— Begin RECORDS SHOWN —
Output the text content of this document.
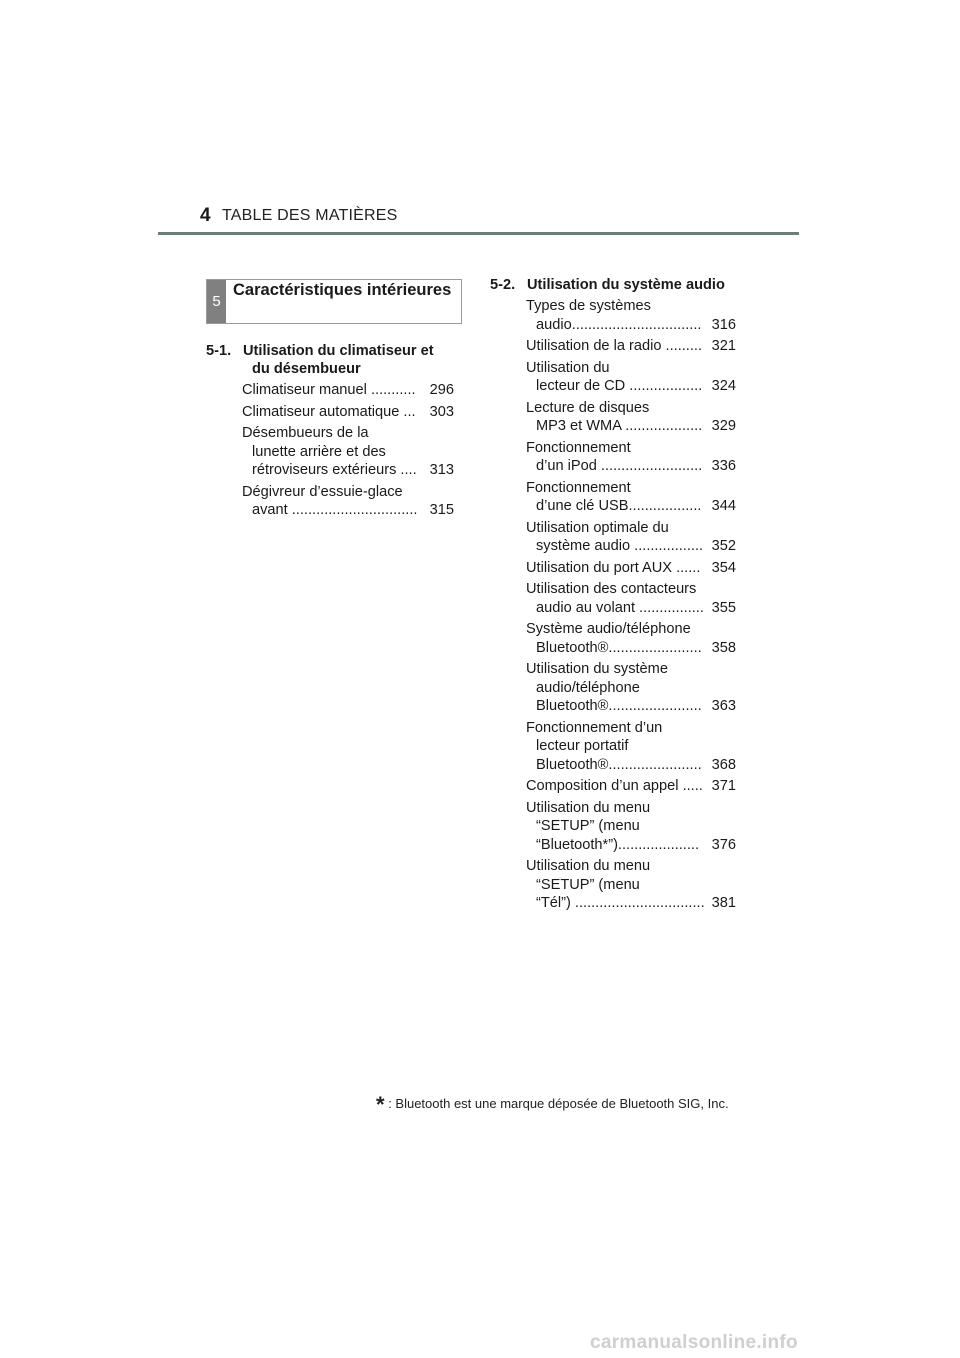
4 TABLE DES MATIÈRES
5
Caractéristiques intérieures
5-1. Utilisation du climatiseur et du désembueur
Climatiseur manuel ........... 296
Climatiseur automatique ... 303
Désembueurs de la
lunette arrière et des
rétroviseurs extérieurs .... 313
Dégivreur d’essuie-glace
avant ............................... 315
5-2. Utilisation du système audio
Types de systèmes
audio................................ 316
Utilisation de la radio ......... 321
Utilisation du
lecteur de CD .................. 324
Lecture de disques
MP3 et WMA ................... 329
Fonctionnement
d’un iPod ......................... 336
Fonctionnement
d’une clé USB.................. 344
Utilisation optimale du
système audio ................. 352
Utilisation du port AUX ...... 354
Utilisation des contacteurs
audio au volant ................ 355
Système audio/téléphone
Bluetooth®....................... 358
Utilisation du système
audio/téléphone
Bluetooth®....................... 363
Fonctionnement d’un
lecteur portatif
Bluetooth®....................... 368
Composition d’un appel ..... 371
Utilisation du menu
“SETUP” (menu
“Bluetooth*”).................... 376
Utilisation du menu
“SETUP” (menu
“Tél”) ................................ 381
* : Bluetooth est une marque déposée de Bluetooth SIG, Inc.
carmanualsonline.info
— End RECORDS SHOWN —
== THE EXERCISE ==
Keep the pictures out of your copy, and repeat every entry above exactly.

== RESPONSE TO THE EXERCISE ==
Output the text content of this document.
4 TABLE DES MATIÈRES
5
Caractéristiques intérieures
5-1. Utilisation du climatiseur et du désembueur
Climatiseur manuel ........... 296
Climatiseur automatique ... 303
Désembueurs de la
lunette arrière et des
rétroviseurs extérieurs .... 313
Dégivreur d’essuie-glace
avant ............................... 315
5-2. Utilisation du système audio
Types de systèmes
audio................................ 316
Utilisation de la radio ......... 321
Utilisation du
lecteur de CD .................. 324
Lecture de disques
MP3 et WMA ................... 329
Fonctionnement
d’un iPod ......................... 336
Fonctionnement
d’une clé USB.................. 344
Utilisation optimale du
système audio ................. 352
Utilisation du port AUX ...... 354
Utilisation des contacteurs
audio au volant ................ 355
Système audio/téléphone
Bluetooth®....................... 358
Utilisation du système
audio/téléphone
Bluetooth®....................... 363
Fonctionnement d’un
lecteur portatif
Bluetooth®....................... 368
Composition d’un appel ..... 371
Utilisation du menu
“SETUP” (menu
“Bluetooth*”).................... 376
Utilisation du menu
“SETUP” (menu
“Tél”) ................................ 381
* : Bluetooth est une marque déposée de Bluetooth SIG, Inc.
carmanualsonline.info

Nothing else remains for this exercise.